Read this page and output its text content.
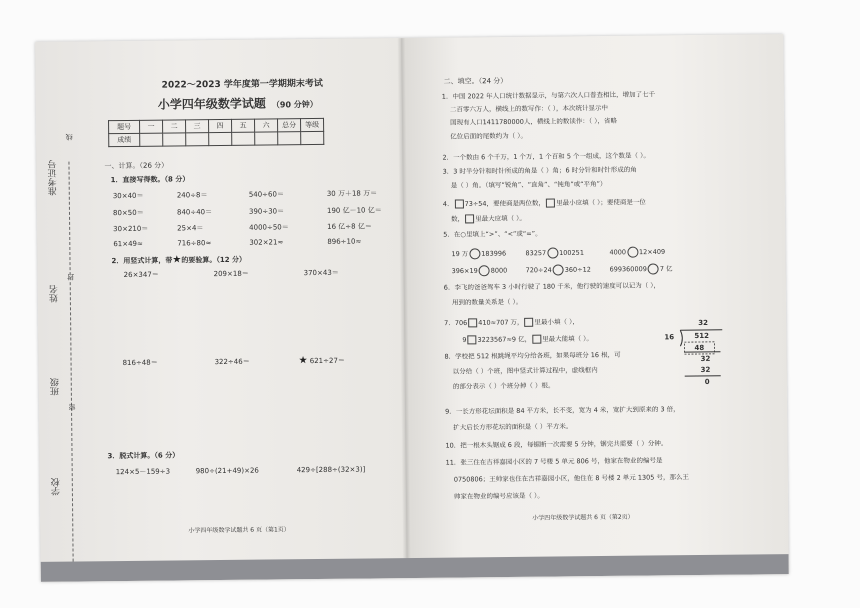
准考证号
姓名
班级
学校
线
封
密
2022～2023 学年度第一学期期末考试
小学四年级数学试题 （90 分钟）
题号	一	二	三	四	五	六	总分	等级
成绩								
一、计算。（26 分）
1．直接写得数。（8 分）
30×40＝	240÷8＝	540÷60＝	30 万＋18 万＝
80×50＝	840÷40＝	390÷30＝	190 亿－10 亿＝
30×210＝	25×4＝	4000÷50＝	16 亿÷8 亿＝
61×49≈	716÷80≈	302×21≈	896÷10≈
2．用竖式计算，带★的要验算。（12 分）
26×347＝	209×18＝	370×43＝
816÷48＝	322÷46＝	★ 621÷27＝
3．脱式计算。（6 分）
124×5－159÷3	980÷(21+49)×26	429÷[288÷(32×3)]
小学四年级数学试题共 6 页（第1页）
二、填空。（24 分）
1．中国 2022 年人口统计数据显示，与第六次人口普查相比，增加了七千
二百零六万人，横线上的数写作：（ ），本次统计显示中
国现有人口1411780000人，横线上的数读作：（ ），省略
亿位后面的尾数约为（ ）。
2．一个数由 6 个千万，1 个万，1 个百和 5 个一组成，这个数是（ ）。
3．3 时半分针和时针所成的角是（ ）角；6 时分针和时针形成的角
是（ ）角。（填写“锐角”、“直角”、“钝角”或“平角”）
4． 73÷54，要使商是两位数， 里最小应填（ ）；要使商是一位
数， 里最大应填（ ）。
5．在○里填上“>”、“<”或“=”。
19 万 183996	83257 100251	4000 12×409
396×19 8000	720÷24 360÷12	699360009 7 亿
6．李飞的爸爸驾车 3 小时行驶了 180 千米，他行驶的速度可以记为（ ），
用到的数量关系是（ ）。
7．706 410≈707 万， 里最小填（ ），
9 3223567≈9 亿， 里最大能填（ ）。
8．学校把 512 根跳绳平均分给各班，如果每班分 16 根，可
以分给（ ）个班，图中竖式计算过程中，虚线框内
的部分表示（ ）个班分掉（ ）根。
32
16	512
48
32
32
0
9．一长方形花坛面积是 84 平方米，长不变，宽为 4 米，宽扩大到原来的 3 倍，
扩大后长方形花坛的面积是（ ）平方米。
10．把一根木头锯成 6 段，每锯断一次需要 5 分钟，锯完共需要（ ）分钟。
11．张三住在吉祥嘉园小区的 7 号楼 5 单元 806 号，他家在物业的编号是
0750806；王帅家也住在吉祥嘉园小区，他住在 8 号楼 2 单元 1305 号，那么王
帅家在物业的编号应该是（ ）。
小学四年级数学试题共 6 页（第2页）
★ ★ ★ ★
▶ **Task directions**
Without the pictures, return the entries exactly as they appear.

▶ **Solution**
Read this page and output its text content.
准考证号
姓名
班级
学校
线
封
密
2022～2023 学年度第一学期期末考试
小学四年级数学试题 （90 分钟）
题号	一	二	三	四	五	六	总分	等级
成绩								
一、计算。（26 分）
1．直接写得数。（8 分）
30×40＝	240÷8＝	540÷60＝	30 万＋18 万＝
80×50＝	840÷40＝	390÷30＝	190 亿－10 亿＝
30×210＝	25×4＝	4000÷50＝	16 亿÷8 亿＝
61×49≈	716÷80≈	302×21≈	896÷10≈
2．用竖式计算，带★的要验算。（12 分）
26×347＝	209×18＝	370×43＝
816÷48＝	322÷46＝	★ 621÷27＝
3．脱式计算。（6 分）
124×5－159÷3	980÷(21+49)×26	429÷[288÷(32×3)]
小学四年级数学试题共 6 页（第1页）
二、填空。（24 分）
1．中国 2022 年人口统计数据显示，与第六次人口普查相比，增加了七千
二百零六万人，横线上的数写作：（ ），本次统计显示中
国现有人口1411780000人，横线上的数读作：（ ），省略
亿位后面的尾数约为（ ）。
2．一个数由 6 个千万，1 个万，1 个百和 5 个一组成，这个数是（ ）。
3．3 时半分针和时针所成的角是（ ）角；6 时分针和时针形成的角
是（ ）角。（填写“锐角”、“直角”、“钝角”或“平角”）
4． 73÷54，要使商是两位数， 里最小应填（ ）；要使商是一位
数， 里最大应填（ ）。
5．在○里填上“>”、“<”或“=”。
19 万 183996	83257 100251	4000 12×409
396×19 8000	720÷24 360÷12	699360009 7 亿
6．李飞的爸爸驾车 3 小时行驶了 180 千米，他行驶的速度可以记为（ ），
用到的数量关系是（ ）。
7．706 410≈707 万， 里最小填（ ），
9 3223567≈9 亿， 里最大能填（ ）。
8．学校把 512 根跳绳平均分给各班，如果每班分 16 根，可
以分给（ ）个班，图中竖式计算过程中，虚线框内
的部分表示（ ）个班分掉（ ）根。
32
16	512
48
32
32
0
9．一长方形花坛面积是 84 平方米，长不变，宽为 4 米，宽扩大到原来的 3 倍，
扩大后长方形花坛的面积是（ ）平方米。
10．把一根木头锯成 6 段，每锯断一次需要 5 分钟，锯完共需要（ ）分钟。
11．张三住在吉祥嘉园小区的 7 号楼 5 单元 806 号，他家在物业的编号是
0750806；王帅家也住在吉祥嘉园小区，他住在 8 号楼 2 单元 1305 号，那么王
帅家在物业的编号应该是（ ）。
小学四年级数学试题共 6 页（第2页）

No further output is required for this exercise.